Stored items
-----

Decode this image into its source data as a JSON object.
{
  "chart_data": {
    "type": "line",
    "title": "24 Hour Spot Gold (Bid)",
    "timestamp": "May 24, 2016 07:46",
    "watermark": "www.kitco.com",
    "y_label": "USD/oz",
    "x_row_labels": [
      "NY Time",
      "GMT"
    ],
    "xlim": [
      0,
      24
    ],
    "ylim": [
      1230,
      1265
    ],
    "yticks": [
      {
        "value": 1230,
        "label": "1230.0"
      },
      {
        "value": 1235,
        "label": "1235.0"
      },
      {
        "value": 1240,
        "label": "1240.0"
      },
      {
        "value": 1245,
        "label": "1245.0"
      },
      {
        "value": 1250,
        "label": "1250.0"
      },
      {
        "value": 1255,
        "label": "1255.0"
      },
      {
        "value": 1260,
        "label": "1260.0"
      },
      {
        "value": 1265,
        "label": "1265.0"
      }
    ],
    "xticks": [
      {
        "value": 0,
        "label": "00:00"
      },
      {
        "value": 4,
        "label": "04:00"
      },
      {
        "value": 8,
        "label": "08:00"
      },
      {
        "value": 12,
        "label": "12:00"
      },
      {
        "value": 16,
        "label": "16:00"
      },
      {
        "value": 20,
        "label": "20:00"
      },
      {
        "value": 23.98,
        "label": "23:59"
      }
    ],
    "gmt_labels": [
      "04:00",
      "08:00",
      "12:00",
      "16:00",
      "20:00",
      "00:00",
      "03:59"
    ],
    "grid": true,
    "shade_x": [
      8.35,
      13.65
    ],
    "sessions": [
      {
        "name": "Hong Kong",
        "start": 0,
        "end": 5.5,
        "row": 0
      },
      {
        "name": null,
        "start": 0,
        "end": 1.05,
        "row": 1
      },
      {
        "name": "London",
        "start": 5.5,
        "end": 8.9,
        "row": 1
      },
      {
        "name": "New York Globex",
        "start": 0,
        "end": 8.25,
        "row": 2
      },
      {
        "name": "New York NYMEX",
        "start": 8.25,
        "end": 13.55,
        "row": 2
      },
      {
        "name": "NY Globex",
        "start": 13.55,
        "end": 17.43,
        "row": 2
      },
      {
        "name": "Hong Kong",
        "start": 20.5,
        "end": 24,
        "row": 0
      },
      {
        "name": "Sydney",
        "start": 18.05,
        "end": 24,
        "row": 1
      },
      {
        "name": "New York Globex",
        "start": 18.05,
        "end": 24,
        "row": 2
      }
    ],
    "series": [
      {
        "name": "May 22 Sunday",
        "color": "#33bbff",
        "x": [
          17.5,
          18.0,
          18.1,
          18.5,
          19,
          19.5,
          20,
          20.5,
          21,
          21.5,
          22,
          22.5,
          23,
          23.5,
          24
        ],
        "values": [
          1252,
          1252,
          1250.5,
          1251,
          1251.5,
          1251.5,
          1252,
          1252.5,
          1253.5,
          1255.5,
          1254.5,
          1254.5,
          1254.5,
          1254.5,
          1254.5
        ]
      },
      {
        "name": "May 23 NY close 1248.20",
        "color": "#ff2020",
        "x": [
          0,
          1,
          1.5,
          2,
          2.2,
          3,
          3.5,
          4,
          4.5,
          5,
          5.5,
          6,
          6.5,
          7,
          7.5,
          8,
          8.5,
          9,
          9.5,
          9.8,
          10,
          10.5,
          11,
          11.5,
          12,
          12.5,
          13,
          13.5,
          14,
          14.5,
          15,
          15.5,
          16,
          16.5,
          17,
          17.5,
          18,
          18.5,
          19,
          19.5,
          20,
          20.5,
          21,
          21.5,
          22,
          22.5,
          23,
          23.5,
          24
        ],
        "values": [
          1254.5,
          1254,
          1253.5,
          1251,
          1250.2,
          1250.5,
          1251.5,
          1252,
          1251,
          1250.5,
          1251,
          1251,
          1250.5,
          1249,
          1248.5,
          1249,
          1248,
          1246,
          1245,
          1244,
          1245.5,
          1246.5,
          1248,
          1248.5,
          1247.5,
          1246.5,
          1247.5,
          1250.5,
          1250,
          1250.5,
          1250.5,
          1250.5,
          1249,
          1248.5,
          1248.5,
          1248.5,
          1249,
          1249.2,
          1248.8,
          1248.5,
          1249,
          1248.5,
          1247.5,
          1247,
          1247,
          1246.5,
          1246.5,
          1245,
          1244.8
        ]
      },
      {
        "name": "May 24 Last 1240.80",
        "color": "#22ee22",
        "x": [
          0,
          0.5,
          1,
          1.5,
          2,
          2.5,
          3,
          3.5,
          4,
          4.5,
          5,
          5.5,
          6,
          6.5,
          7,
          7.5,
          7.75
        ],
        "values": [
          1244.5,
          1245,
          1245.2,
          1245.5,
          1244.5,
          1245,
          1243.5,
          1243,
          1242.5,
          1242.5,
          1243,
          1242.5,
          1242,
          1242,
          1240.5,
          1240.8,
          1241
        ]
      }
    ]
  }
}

-----

**Given request**
Output all of the data again. Match it exactly.

**Exercise output**
Decode this image into its source data as a JSON object.
{
  "chart_data": {
    "type": "line",
    "title": "24 Hour Spot Gold (Bid)",
    "timestamp": "May 24, 2016 07:46",
    "watermark": "www.kitco.com",
    "y_label": "USD/oz",
    "x_row_labels": [
      "NY Time",
      "GMT"
    ],
    "xlim": [
      0,
      24
    ],
    "ylim": [
      1230,
      1265
    ],
    "yticks": [
      {
        "value": 1230,
        "label": "1230.0"
      },
      {
        "value": 1235,
        "label": "1235.0"
      },
      {
        "value": 1240,
        "label": "1240.0"
      },
      {
        "value": 1245,
        "label": "1245.0"
      },
      {
        "value": 1250,
        "label": "1250.0"
      },
      {
        "value": 1255,
        "label": "1255.0"
      },
      {
        "value": 1260,
        "label": "1260.0"
      },
      {
        "value": 1265,
        "label": "1265.0"
      }
    ],
    "xticks": [
      {
        "value": 0,
        "label": "00:00"
      },
      {
        "value": 4,
        "label": "04:00"
      },
      {
        "value": 8,
        "label": "08:00"
      },
      {
        "value": 12,
        "label": "12:00"
      },
      {
        "value": 16,
        "label": "16:00"
      },
      {
        "value": 20,
        "label": "20:00"
      },
      {
        "value": 23.98,
        "label": "23:59"
      }
    ],
    "gmt_labels": [
      "04:00",
      "08:00",
      "12:00",
      "16:00",
      "20:00",
      "00:00",
      "03:59"
    ],
    "grid": true,
    "shade_x": [
      8.35,
      13.65
    ],
    "sessions": [
      {
        "name": "Hong Kong",
        "start": 0,
        "end": 5.5,
        "row": 0
      },
      {
        "name": null,
        "start": 0,
        "end": 1.05,
        "row": 1
      },
      {
        "name": "London",
        "start": 5.5,
        "end": 8.9,
        "row": 1
      },
      {
        "name": "New York Globex",
        "start": 0,
        "end": 8.25,
        "row": 2
      },
      {
        "name": "New York NYMEX",
        "start": 8.25,
        "end": 13.55,
        "row": 2
      },
      {
        "name": "NY Globex",
        "start": 13.55,
        "end": 17.43,
        "row": 2
      },
      {
        "name": "Hong Kong",
        "start": 20.5,
        "end": 24,
        "row": 0
      },
      {
        "name": "Sydney",
        "start": 18.05,
        "end": 24,
        "row": 1
      },
      {
        "name": "New York Globex",
        "start": 18.05,
        "end": 24,
        "row": 2
      }
    ],
    "series": [
      {
        "name": "May 22 Sunday",
        "color": "#33bbff",
        "x": [
          17.5,
          18.0,
          18.1,
          18.5,
          19,
          19.5,
          20,
          20.5,
          21,
          21.5,
          22,
          22.5,
          23,
          23.5,
          24
        ],
        "values": [
          1252,
          1252,
          1250.5,
          1251,
          1251.5,
          1251.5,
          1252,
          1252.5,
          1253.5,
          1255.5,
          1254.5,
          1254.5,
          1254.5,
          1254.5,
          1254.5
        ]
      },
      {
        "name": "May 23 NY close 1248.20",
        "color": "#ff2020",
        "x": [
          0,
          1,
          1.5,
          2,
          2.2,
          3,
          3.5,
          4,
          4.5,
          5,
          5.5,
          6,
          6.5,
          7,
          7.5,
          8,
          8.5,
          9,
          9.5,
          9.8,
          10,
          10.5,
          11,
          11.5,
          12,
          12.5,
          13,
          13.5,
          14,
          14.5,
          15,
          15.5,
          16,
          16.5,
          17,
          17.5,
          18,
          18.5,
          19,
          19.5,
          20,
          20.5,
          21,
          21.5,
          22,
          22.5,
          23,
          23.5,
          24
        ],
        "values": [
          1254.5,
          1254,
          1253.5,
          1251,
          1250.2,
          1250.5,
          1251.5,
          1252,
          1251,
          1250.5,
          1251,
          1251,
          1250.5,
          1249,
          1248.5,
          1249,
          1248,
          1246,
          1245,
          1244,
          1245.5,
          1246.5,
          1248,
          1248.5,
          1247.5,
          1246.5,
          1247.5,
          1250.5,
          1250,
          1250.5,
          1250.5,
          1250.5,
          1249,
          1248.5,
          1248.5,
          1248.5,
          1249,
          1249.2,
          1248.8,
          1248.5,
          1249,
          1248.5,
          1247.5,
          1247,
          1247,
          1246.5,
          1246.5,
          1245,
          1244.8
        ]
      },
      {
        "name": "May 24 Last 1240.80",
        "color": "#22ee22",
        "x": [
          0,
          0.5,
          1,
          1.5,
          2,
          2.5,
          3,
          3.5,
          4,
          4.5,
          5,
          5.5,
          6,
          6.5,
          7,
          7.5,
          7.75
        ],
        "values": [
          1244.5,
          1245,
          1245.2,
          1245.5,
          1244.5,
          1245,
          1243.5,
          1243,
          1242.5,
          1242.5,
          1243,
          1242.5,
          1242,
          1242,
          1240.5,
          1240.8,
          1241
        ]
      }
    ]
  }
}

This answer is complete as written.